■ Task input:

**********

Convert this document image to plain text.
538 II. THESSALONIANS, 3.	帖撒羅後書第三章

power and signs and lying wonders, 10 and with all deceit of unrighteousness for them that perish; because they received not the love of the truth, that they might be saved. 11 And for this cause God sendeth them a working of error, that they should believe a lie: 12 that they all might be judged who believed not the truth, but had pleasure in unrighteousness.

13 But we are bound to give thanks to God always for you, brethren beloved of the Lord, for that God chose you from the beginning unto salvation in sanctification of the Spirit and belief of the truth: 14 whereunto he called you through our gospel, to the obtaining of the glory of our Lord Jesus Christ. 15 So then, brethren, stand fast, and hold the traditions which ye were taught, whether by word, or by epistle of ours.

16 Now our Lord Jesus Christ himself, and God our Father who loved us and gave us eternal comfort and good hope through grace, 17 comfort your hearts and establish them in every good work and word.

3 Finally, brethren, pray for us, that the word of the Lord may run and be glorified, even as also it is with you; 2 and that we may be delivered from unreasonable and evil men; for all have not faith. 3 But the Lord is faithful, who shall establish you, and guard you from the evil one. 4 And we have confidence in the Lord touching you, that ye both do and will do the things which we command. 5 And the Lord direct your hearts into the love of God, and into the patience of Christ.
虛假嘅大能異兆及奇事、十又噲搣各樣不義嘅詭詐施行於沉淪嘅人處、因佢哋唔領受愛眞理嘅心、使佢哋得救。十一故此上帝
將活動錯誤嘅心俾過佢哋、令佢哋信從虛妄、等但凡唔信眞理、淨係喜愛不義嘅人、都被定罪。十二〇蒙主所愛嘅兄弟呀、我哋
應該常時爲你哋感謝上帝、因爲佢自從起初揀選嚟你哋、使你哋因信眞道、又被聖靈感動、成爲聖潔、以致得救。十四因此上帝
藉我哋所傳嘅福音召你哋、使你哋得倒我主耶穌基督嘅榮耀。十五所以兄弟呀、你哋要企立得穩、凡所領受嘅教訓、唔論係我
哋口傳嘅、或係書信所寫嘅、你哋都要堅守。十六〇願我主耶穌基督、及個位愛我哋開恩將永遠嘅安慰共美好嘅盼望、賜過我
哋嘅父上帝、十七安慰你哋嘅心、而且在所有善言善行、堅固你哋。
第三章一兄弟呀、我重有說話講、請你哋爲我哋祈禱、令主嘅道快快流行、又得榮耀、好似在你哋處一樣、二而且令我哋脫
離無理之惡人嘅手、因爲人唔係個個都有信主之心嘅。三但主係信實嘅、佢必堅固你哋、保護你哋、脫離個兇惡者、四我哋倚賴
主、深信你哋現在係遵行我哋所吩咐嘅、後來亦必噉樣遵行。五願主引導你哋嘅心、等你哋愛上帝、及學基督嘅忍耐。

**********

■ The task: Could you quote the material above in full, exactly as it stands?

■ Exercise result:
Convert this document image to plain text.
538 II. THESSALONIANS, 3.	帖撒羅後書第三章

power and signs and lying wonders, 10 and with all deceit of unrighteousness for them that perish; because they received not the love of the truth, that they might be saved. 11 And for this cause God sendeth them a working of error, that they should believe a lie: 12 that they all might be judged who believed not the truth, but had pleasure in unrighteousness.

13 But we are bound to give thanks to God always for you, brethren beloved of the Lord, for that God chose you from the beginning unto salvation in sanctification of the Spirit and belief of the truth: 14 whereunto he called you through our gospel, to the obtaining of the glory of our Lord Jesus Christ. 15 So then, brethren, stand fast, and hold the traditions which ye were taught, whether by word, or by epistle of ours.

16 Now our Lord Jesus Christ himself, and God our Father who loved us and gave us eternal comfort and good hope through grace, 17 comfort your hearts and establish them in every good work and word.

3 Finally, brethren, pray for us, that the word of the Lord may run and be glorified, even as also it is with you; 2 and that we may be delivered from unreasonable and evil men; for all have not faith. 3 But the Lord is faithful, who shall establish you, and guard you from the evil one. 4 And we have confidence in the Lord touching you, that ye both do and will do the things which we command. 5 And the Lord direct your hearts into the love of God, and into the patience of Christ.
虛假嘅大能異兆及奇事、十又噲搣各樣不義嘅詭詐施行於沉淪嘅人處、因佢哋唔領受愛眞理嘅心、使佢哋得救。十一故此上帝
將活動錯誤嘅心俾過佢哋、令佢哋信從虛妄、等但凡唔信眞理、淨係喜愛不義嘅人、都被定罪。十二〇蒙主所愛嘅兄弟呀、我哋
應該常時爲你哋感謝上帝、因爲佢自從起初揀選嚟你哋、使你哋因信眞道、又被聖靈感動、成爲聖潔、以致得救。十四因此上帝
藉我哋所傳嘅福音召你哋、使你哋得倒我主耶穌基督嘅榮耀。十五所以兄弟呀、你哋要企立得穩、凡所領受嘅教訓、唔論係我
哋口傳嘅、或係書信所寫嘅、你哋都要堅守。十六〇願我主耶穌基督、及個位愛我哋開恩將永遠嘅安慰共美好嘅盼望、賜過我
哋嘅父上帝、十七安慰你哋嘅心、而且在所有善言善行、堅固你哋。
第三章一兄弟呀、我重有說話講、請你哋爲我哋祈禱、令主嘅道快快流行、又得榮耀、好似在你哋處一樣、二而且令我哋脫
離無理之惡人嘅手、因爲人唔係個個都有信主之心嘅。三但主係信實嘅、佢必堅固你哋、保護你哋、脫離個兇惡者、四我哋倚賴
主、深信你哋現在係遵行我哋所吩咐嘅、後來亦必噉樣遵行。五願主引導你哋嘅心、等你哋愛上帝、及學基督嘅忍耐。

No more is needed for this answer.